• TASK
Report, word for word, every line of the material that contains "into".

• EXERCISE INPUT
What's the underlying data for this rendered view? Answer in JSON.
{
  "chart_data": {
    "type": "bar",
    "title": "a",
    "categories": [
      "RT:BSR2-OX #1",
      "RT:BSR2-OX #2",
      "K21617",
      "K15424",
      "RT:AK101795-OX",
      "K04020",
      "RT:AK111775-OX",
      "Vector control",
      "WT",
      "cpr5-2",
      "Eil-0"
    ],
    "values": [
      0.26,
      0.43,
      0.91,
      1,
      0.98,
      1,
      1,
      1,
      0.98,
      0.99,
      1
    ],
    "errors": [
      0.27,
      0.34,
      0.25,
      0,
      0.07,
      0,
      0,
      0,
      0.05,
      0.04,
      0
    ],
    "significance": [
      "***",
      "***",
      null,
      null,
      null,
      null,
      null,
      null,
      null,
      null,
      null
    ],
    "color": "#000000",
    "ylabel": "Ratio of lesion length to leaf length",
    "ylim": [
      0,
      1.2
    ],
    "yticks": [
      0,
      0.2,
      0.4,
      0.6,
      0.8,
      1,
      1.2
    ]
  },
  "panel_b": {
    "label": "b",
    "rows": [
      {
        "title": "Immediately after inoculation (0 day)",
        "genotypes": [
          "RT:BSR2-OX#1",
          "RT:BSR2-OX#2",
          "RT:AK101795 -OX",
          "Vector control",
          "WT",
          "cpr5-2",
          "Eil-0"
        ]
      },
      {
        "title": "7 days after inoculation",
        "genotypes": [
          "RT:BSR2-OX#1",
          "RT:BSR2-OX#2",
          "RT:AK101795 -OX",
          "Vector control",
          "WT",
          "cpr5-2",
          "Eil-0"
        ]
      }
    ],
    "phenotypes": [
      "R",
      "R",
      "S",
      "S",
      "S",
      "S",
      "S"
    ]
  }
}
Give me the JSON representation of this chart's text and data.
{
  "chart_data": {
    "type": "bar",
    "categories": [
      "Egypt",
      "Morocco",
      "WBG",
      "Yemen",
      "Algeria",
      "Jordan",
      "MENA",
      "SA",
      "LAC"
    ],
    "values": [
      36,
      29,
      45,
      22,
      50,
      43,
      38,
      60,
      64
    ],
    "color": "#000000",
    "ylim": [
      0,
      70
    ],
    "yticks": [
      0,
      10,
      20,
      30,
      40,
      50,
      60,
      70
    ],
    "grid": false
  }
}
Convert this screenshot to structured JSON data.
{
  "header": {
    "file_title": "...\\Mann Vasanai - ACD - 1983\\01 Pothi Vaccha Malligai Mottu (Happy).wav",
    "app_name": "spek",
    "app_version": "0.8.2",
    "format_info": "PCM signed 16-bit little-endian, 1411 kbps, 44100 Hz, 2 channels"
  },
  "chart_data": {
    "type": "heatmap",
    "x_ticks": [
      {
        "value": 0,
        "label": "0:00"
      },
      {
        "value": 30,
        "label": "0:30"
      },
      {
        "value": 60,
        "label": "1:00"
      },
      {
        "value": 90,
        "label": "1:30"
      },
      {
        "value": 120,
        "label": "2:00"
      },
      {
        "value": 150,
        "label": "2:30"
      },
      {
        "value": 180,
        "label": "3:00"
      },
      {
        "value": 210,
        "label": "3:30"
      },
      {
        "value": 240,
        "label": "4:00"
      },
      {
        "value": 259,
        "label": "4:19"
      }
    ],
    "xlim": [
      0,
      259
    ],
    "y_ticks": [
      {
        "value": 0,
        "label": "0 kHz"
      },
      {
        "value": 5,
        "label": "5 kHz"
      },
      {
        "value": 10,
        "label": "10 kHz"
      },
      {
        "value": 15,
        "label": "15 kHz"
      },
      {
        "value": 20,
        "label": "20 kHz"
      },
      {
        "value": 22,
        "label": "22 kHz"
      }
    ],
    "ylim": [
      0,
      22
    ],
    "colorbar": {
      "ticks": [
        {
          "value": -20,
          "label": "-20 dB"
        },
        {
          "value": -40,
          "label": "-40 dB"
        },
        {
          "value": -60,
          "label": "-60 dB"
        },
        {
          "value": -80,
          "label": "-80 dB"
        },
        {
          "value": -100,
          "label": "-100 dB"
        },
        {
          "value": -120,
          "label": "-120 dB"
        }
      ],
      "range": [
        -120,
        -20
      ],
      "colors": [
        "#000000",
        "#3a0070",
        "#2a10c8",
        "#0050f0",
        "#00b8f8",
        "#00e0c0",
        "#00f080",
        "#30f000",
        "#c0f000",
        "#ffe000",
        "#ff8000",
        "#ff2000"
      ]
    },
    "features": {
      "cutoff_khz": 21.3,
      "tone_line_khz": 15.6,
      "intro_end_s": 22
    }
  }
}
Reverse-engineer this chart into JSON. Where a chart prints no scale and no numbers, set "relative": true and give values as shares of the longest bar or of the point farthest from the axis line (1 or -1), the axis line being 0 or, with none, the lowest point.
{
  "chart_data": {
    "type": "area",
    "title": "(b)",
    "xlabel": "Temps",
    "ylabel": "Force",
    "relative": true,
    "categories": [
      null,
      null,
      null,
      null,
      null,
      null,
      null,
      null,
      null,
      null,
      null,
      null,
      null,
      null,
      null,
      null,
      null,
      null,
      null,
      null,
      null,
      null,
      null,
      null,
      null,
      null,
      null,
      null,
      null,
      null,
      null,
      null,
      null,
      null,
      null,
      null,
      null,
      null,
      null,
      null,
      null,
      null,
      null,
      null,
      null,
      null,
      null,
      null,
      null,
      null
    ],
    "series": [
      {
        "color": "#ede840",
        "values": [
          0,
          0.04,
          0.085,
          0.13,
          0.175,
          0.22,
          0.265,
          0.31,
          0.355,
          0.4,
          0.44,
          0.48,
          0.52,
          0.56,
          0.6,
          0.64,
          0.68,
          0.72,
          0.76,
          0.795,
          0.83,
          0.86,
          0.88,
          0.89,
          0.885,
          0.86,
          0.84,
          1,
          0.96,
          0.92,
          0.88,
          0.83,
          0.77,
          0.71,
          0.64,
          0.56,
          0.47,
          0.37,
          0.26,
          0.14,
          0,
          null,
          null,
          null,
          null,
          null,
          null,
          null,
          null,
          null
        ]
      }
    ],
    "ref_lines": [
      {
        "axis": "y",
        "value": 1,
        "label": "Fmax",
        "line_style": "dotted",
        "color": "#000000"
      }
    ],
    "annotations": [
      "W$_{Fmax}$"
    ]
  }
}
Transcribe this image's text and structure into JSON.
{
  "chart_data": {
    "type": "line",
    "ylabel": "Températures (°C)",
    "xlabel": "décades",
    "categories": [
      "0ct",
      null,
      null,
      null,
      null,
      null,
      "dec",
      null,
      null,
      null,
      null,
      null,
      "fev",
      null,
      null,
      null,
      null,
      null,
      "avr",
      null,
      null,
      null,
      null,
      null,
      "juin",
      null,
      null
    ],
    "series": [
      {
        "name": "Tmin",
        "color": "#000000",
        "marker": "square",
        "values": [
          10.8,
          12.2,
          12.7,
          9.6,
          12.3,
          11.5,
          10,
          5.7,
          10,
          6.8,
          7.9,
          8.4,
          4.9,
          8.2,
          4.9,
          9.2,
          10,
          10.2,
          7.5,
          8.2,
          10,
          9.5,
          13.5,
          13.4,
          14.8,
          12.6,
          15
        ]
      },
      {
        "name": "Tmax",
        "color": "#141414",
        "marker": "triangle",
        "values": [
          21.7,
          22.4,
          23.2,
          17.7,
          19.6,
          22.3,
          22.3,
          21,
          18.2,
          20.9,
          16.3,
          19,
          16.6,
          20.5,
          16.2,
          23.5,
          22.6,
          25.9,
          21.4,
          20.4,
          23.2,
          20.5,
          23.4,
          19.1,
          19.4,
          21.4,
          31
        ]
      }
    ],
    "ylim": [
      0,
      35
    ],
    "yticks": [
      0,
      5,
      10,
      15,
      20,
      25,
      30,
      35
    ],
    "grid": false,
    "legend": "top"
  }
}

• RESPONSE TO THIS TASK
Reverse-engineer this chart into JSON. Where a chart prints no scale and no numbers, set "relative": true and give values as shares of the longest bar or of the point farthest from the axis line (1 or -1), the axis line being 0 or, with none, the lowest point.
Transcribe this image's text and structure into JSON.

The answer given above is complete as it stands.